Your objective> Among the lines below, how many have the word "legend"? The reply is that number alone.

---

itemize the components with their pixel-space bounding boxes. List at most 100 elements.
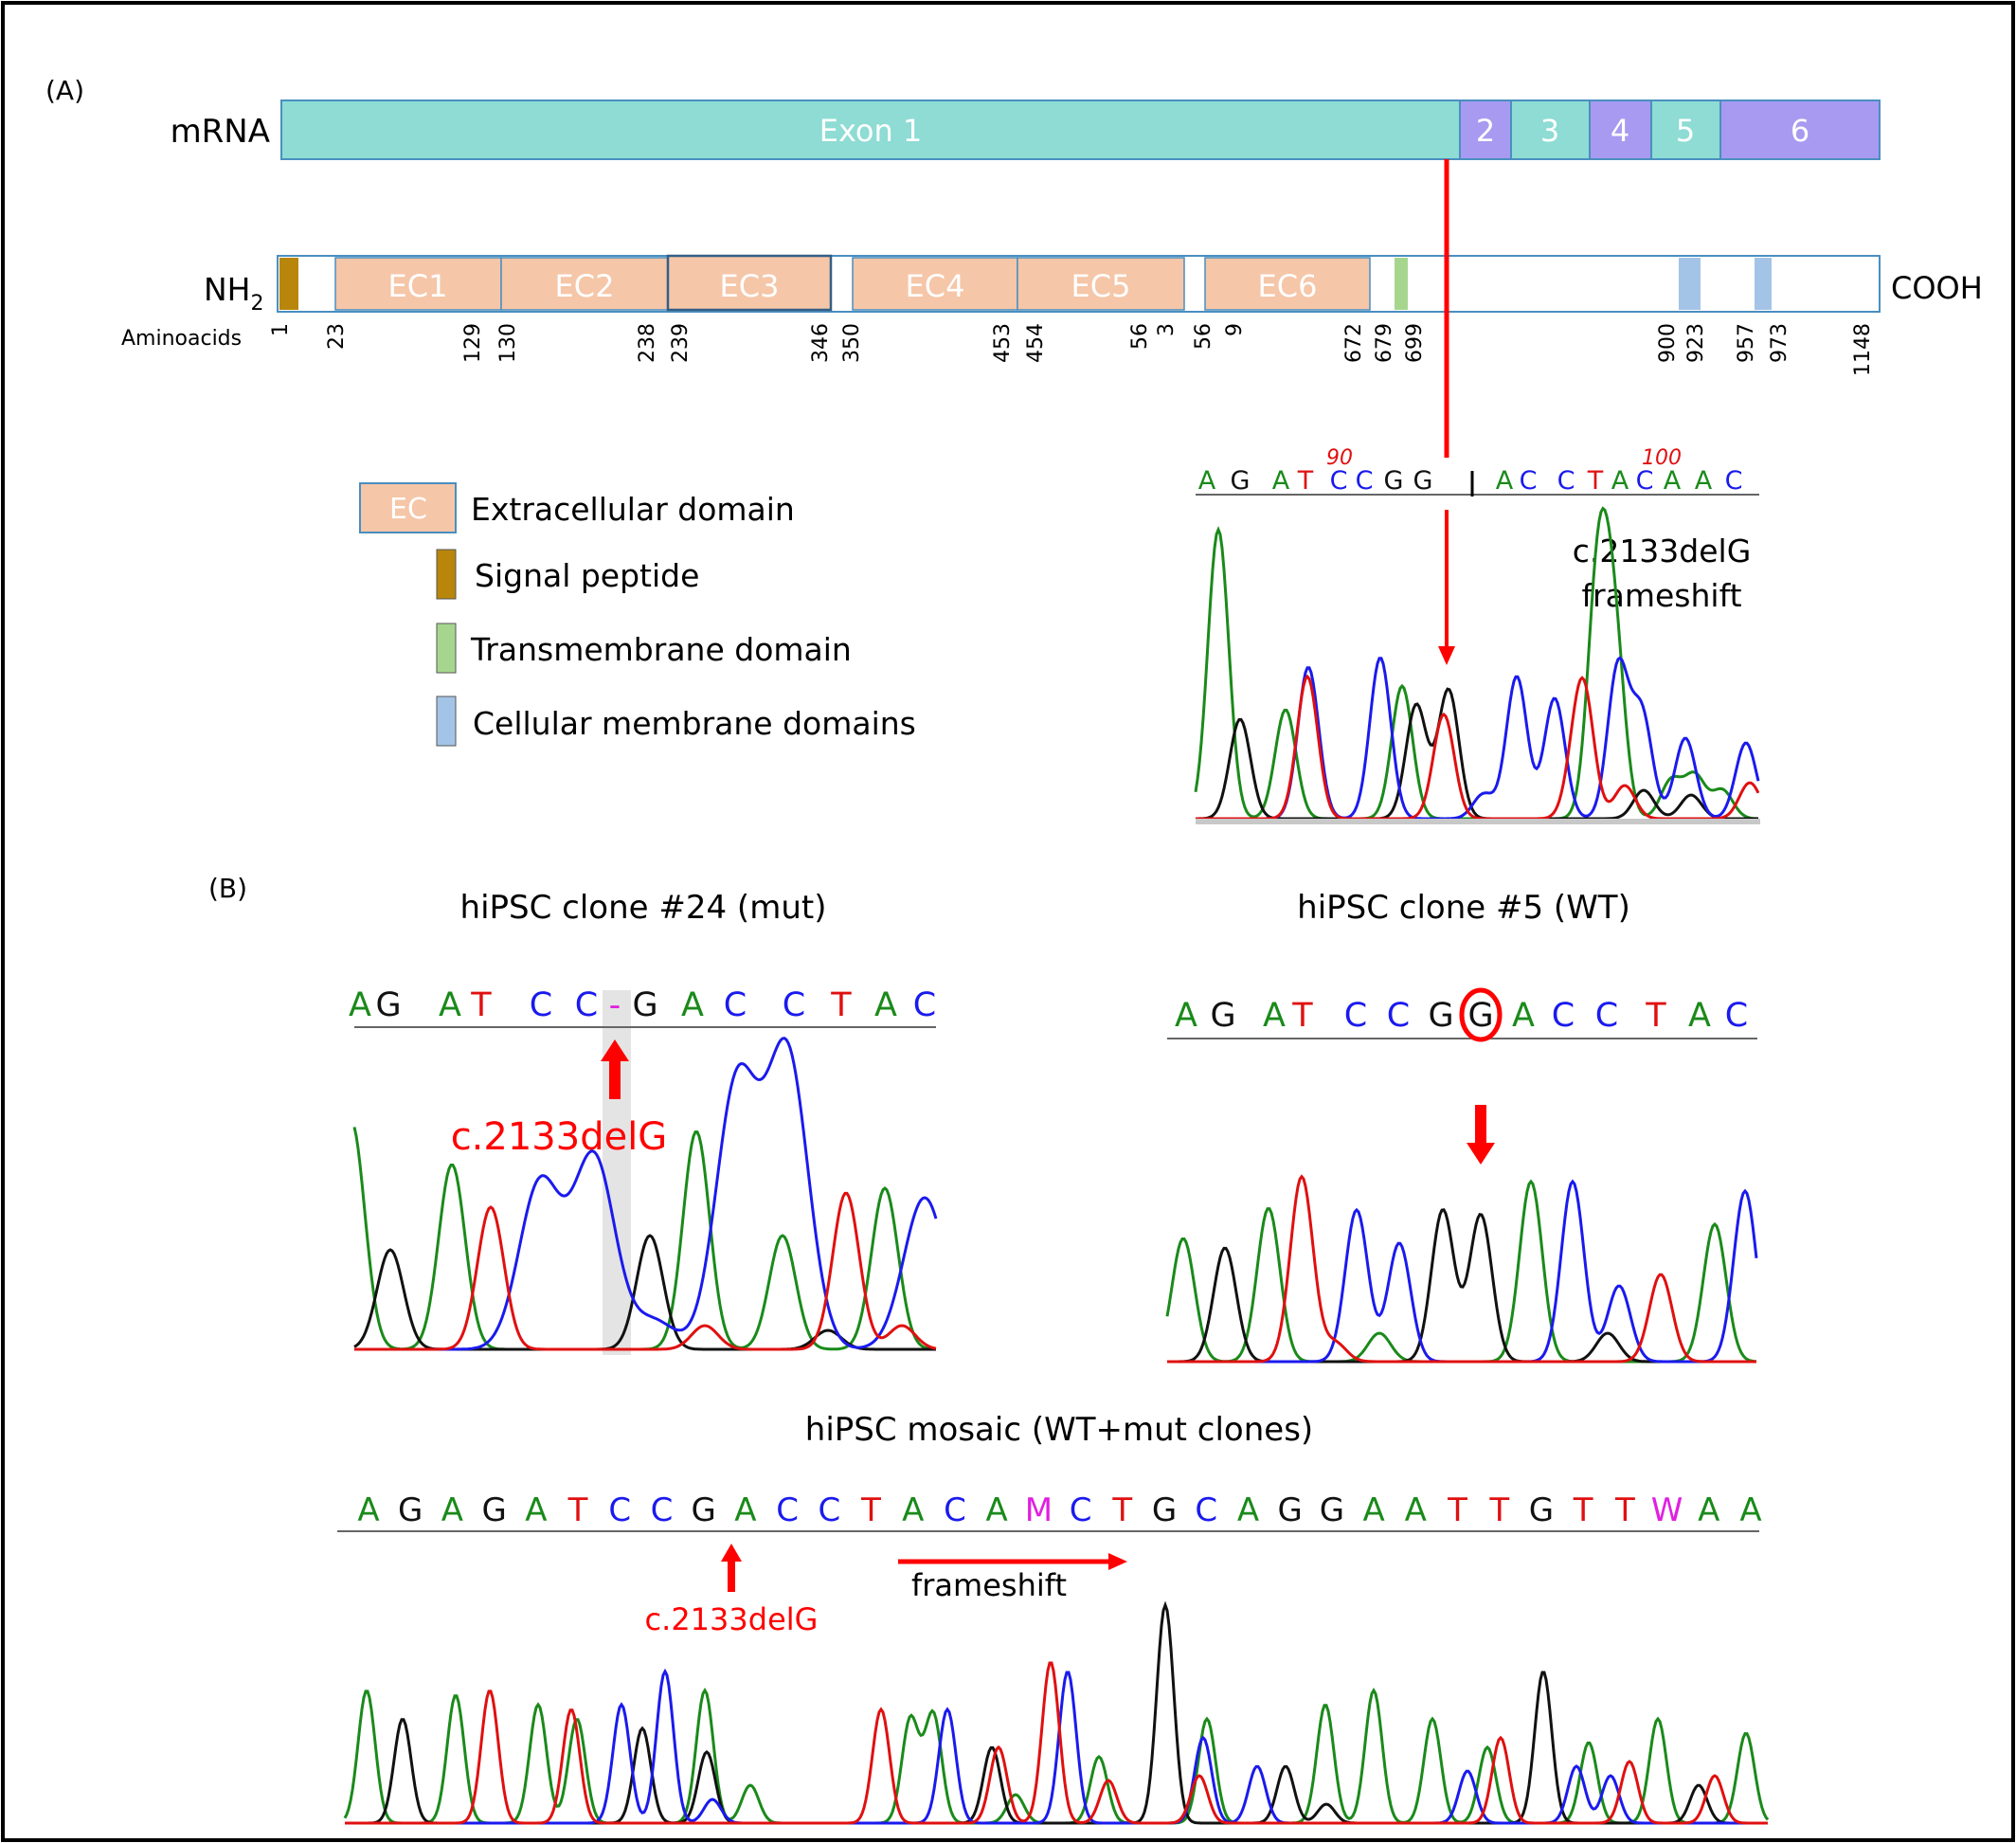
exon-5-label: 5 xyxy=(1676,113,1695,149)
annotation-delg-a: c.2133delG xyxy=(1573,533,1752,569)
membrane-domain-1 xyxy=(1679,258,1701,310)
legend: EC Extracellular domain Signal peptide T… xyxy=(359,482,916,747)
aa-position-6: 346 xyxy=(809,323,833,363)
aa-position-2: 129 xyxy=(461,323,485,363)
bases-m-base-33: A xyxy=(1739,1491,1761,1529)
protein-bar: EC1 EC2 EC3 EC4 EC5 EC6 xyxy=(277,254,1881,313)
legend-membrane-swatch xyxy=(436,696,457,747)
clone24-annotation: c.2133delG xyxy=(451,1115,668,1159)
bases-m-base-12: T xyxy=(860,1491,881,1529)
bases-m-base-31: W xyxy=(1651,1491,1683,1529)
legend-ec-box-text: EC xyxy=(389,493,427,526)
bases-24-base-2: A xyxy=(439,986,461,1024)
bases-24-base-9: C xyxy=(724,986,747,1024)
bases-m-base-8: G xyxy=(692,1491,716,1529)
bases-m-base-24: A xyxy=(1362,1491,1384,1529)
wt-g-circle xyxy=(1459,987,1503,1042)
annotation-frameshift-a: frameshift xyxy=(1581,577,1741,614)
aminoacids-label: Aminoacids xyxy=(121,327,242,351)
bases-m-base-0: A xyxy=(357,1491,379,1529)
ec3-label: EC3 xyxy=(720,268,780,304)
legend-tm-swatch xyxy=(436,623,457,674)
bases-m-base-14: C xyxy=(944,1491,966,1529)
bases-a-base-5: C xyxy=(1356,466,1374,496)
trace-24-c xyxy=(354,1037,938,1351)
bases-5-base-10: C xyxy=(1595,997,1618,1035)
trace-5-a xyxy=(1165,1179,1757,1364)
mrna-bar: Exon 1 2 3 4 5 6 xyxy=(280,99,1881,160)
trace-a-c xyxy=(1196,656,1760,821)
bases-m-base-17: C xyxy=(1070,1491,1092,1529)
bases-m-base-18: T xyxy=(1111,1491,1132,1529)
bases-a-base-13: C xyxy=(1636,466,1654,496)
bases-m-base-1: G xyxy=(398,1491,423,1529)
bases-24-base-7: G xyxy=(632,986,657,1024)
aa-position-19: 957 xyxy=(1735,323,1758,363)
ec4-block xyxy=(852,257,1018,311)
bases-m-base-11: C xyxy=(818,1491,840,1529)
trace-5-t xyxy=(1167,1174,1756,1364)
bases-m-base-21: A xyxy=(1237,1491,1259,1529)
legend-ec-label: Extracellular domain xyxy=(471,491,795,528)
aa-position-14: 672 xyxy=(1342,323,1366,363)
bases-24-base-8: A xyxy=(681,986,704,1024)
bases-a-base-3: T xyxy=(1297,466,1314,496)
bases-5-base-12: A xyxy=(1688,997,1711,1035)
bases-a-base-1: G xyxy=(1231,466,1251,496)
legend-ec-swatch xyxy=(359,482,457,533)
ec3-block xyxy=(666,254,833,312)
bases-m-base-16: M xyxy=(1025,1491,1053,1529)
aa-position-ticks: 1 23 129 130 238 239 346 350 453 454 56 3 56 9 672 679 6… xyxy=(269,323,1875,376)
mosaic-annotation: c.2133delG xyxy=(645,1601,819,1637)
exon-2 xyxy=(1459,99,1512,160)
bases-5-base-6: G xyxy=(1428,997,1453,1035)
up-arrow-m-shaft xyxy=(728,1562,735,1592)
ec5-block xyxy=(1017,257,1185,311)
exon-5 xyxy=(1650,99,1721,160)
bases-m-base-19: G xyxy=(1152,1491,1177,1529)
ec6-label: EC6 xyxy=(1258,268,1318,304)
bases-a-base-15: A xyxy=(1695,466,1713,496)
bases-5-base-5: C xyxy=(1387,997,1410,1035)
down-arrow-5-shaft xyxy=(1475,1105,1486,1143)
transmembrane-block xyxy=(1395,258,1408,310)
clone5-title: hiPSC clone #5 (WT) xyxy=(1297,889,1630,927)
bases-a-base-16: C xyxy=(1725,466,1743,496)
bases-a-base-6: G xyxy=(1384,466,1404,496)
bases-m-base-30: T xyxy=(1614,1491,1635,1529)
bases-5-base-3: T xyxy=(1291,997,1313,1035)
aa-position-1: 23 xyxy=(325,323,349,350)
bases-a-base-9: C xyxy=(1520,466,1538,496)
bases-m-base-15: A xyxy=(986,1491,1008,1529)
trace-24-a xyxy=(352,1127,937,1351)
bases-m-base-26: T xyxy=(1447,1491,1467,1529)
bases-5-base-7: G xyxy=(1467,997,1493,1035)
aa-position-0: 1 xyxy=(269,323,293,336)
legend-membrane-label: Cellular membrane domains xyxy=(473,705,916,742)
clone24-title: hiPSC clone #24 (mut) xyxy=(460,889,827,927)
aa-position-13: 9 xyxy=(1223,323,1247,336)
exon-6 xyxy=(1719,99,1881,160)
bases-a-base-7: G xyxy=(1413,466,1433,496)
bases-5-base-1: G xyxy=(1210,997,1235,1035)
aa-position-16: 699 xyxy=(1403,323,1427,363)
aa-position-8: 453 xyxy=(991,323,1015,363)
bases-m-base-2: A xyxy=(441,1491,463,1529)
exon-2-label: 2 xyxy=(1476,113,1495,149)
exon-6-label: 6 xyxy=(1791,113,1809,149)
bases-a-base-12: A xyxy=(1611,466,1629,496)
bases-5-base-13: C xyxy=(1725,997,1748,1035)
bases-a-base-2: A xyxy=(1272,466,1290,496)
cooh-label: COOH xyxy=(1891,270,1983,306)
exon-4-label: 4 xyxy=(1611,113,1629,149)
bases-24-base-13: C xyxy=(913,986,936,1024)
aa-position-12: 56 xyxy=(1192,323,1215,350)
ec2-label: EC2 xyxy=(555,268,615,304)
aa-position-11: 3 xyxy=(1155,323,1179,336)
bases-5-base-4: C xyxy=(1344,997,1367,1035)
trace-24-t xyxy=(354,1191,937,1351)
bases-a-base-11: T xyxy=(1587,466,1604,496)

---

Written solution> 7